**Request**
Transcribe each of the records below exactly, excluding all pictures.

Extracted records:
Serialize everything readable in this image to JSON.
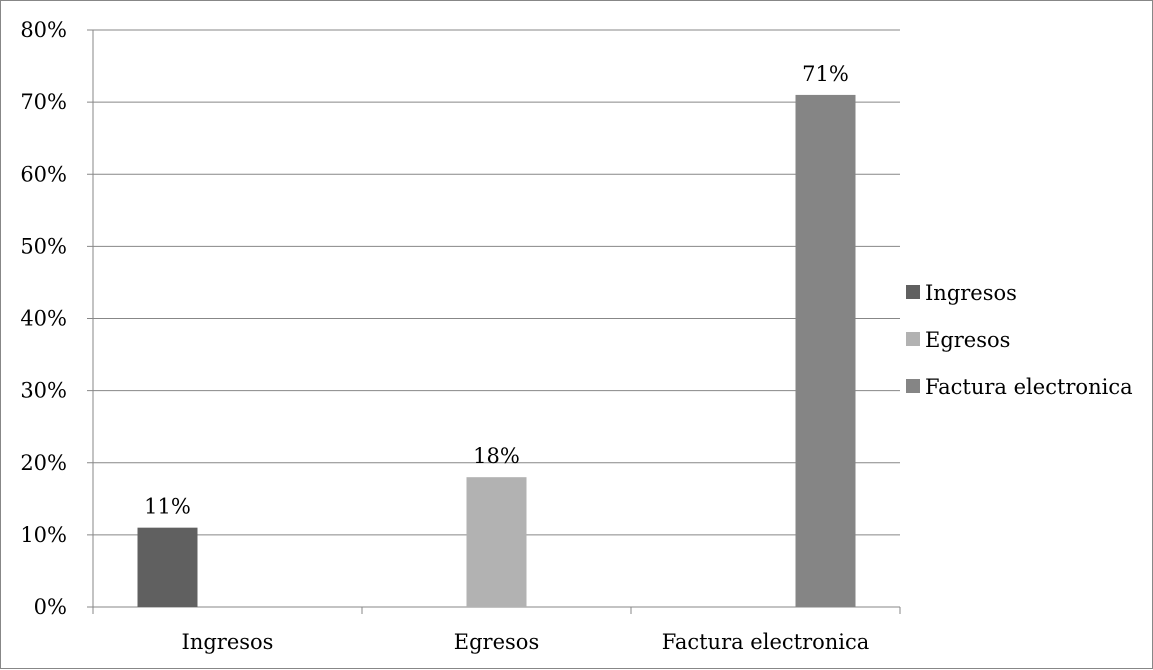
{
  "chart_data": {
    "type": "bar",
    "categories": [
      "Ingresos",
      "Egresos",
      "Factura electronica"
    ],
    "series": [
      {
        "name": "Ingresos",
        "values": [
          11,
          null,
          null
        ],
        "color": "#606060"
      },
      {
        "name": "Egresos",
        "values": [
          null,
          18,
          null
        ],
        "color": "#b2b2b2"
      },
      {
        "name": "Factura electronica",
        "values": [
          null,
          null,
          71
        ],
        "color": "#858585"
      }
    ],
    "data_labels": [
      "11%",
      "18%",
      "71%"
    ],
    "ylim": [
      0,
      80
    ],
    "yticks": [
      0,
      10,
      20,
      30,
      40,
      50,
      60,
      70,
      80
    ],
    "ytick_labels": [
      "0%",
      "10%",
      "20%",
      "30%",
      "40%",
      "50%",
      "60%",
      "70%",
      "80%"
    ],
    "title": "",
    "xlabel": "",
    "ylabel": "",
    "grid": true,
    "legend": {
      "position": "right",
      "entries": [
        "Ingresos",
        "Egresos",
        "Factura electronica"
      ]
    }
  }
}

**Result for this task**
Serialize everything readable in this image to JSON.
{
  "chart_data": {
    "type": "bar",
    "categories": [
      "Ingresos",
      "Egresos",
      "Factura electronica"
    ],
    "series": [
      {
        "name": "Ingresos",
        "values": [
          11,
          null,
          null
        ],
        "color": "#606060"
      },
      {
        "name": "Egresos",
        "values": [
          null,
          18,
          null
        ],
        "color": "#b2b2b2"
      },
      {
        "name": "Factura electronica",
        "values": [
          null,
          null,
          71
        ],
        "color": "#858585"
      }
    ],
    "data_labels": [
      "11%",
      "18%",
      "71%"
    ],
    "ylim": [
      0,
      80
    ],
    "yticks": [
      0,
      10,
      20,
      30,
      40,
      50,
      60,
      70,
      80
    ],
    "ytick_labels": [
      "0%",
      "10%",
      "20%",
      "30%",
      "40%",
      "50%",
      "60%",
      "70%",
      "80%"
    ],
    "title": "",
    "xlabel": "",
    "ylabel": "",
    "grid": true,
    "legend": {
      "position": "right",
      "entries": [
        "Ingresos",
        "Egresos",
        "Factura electronica"
      ]
    }
  }
}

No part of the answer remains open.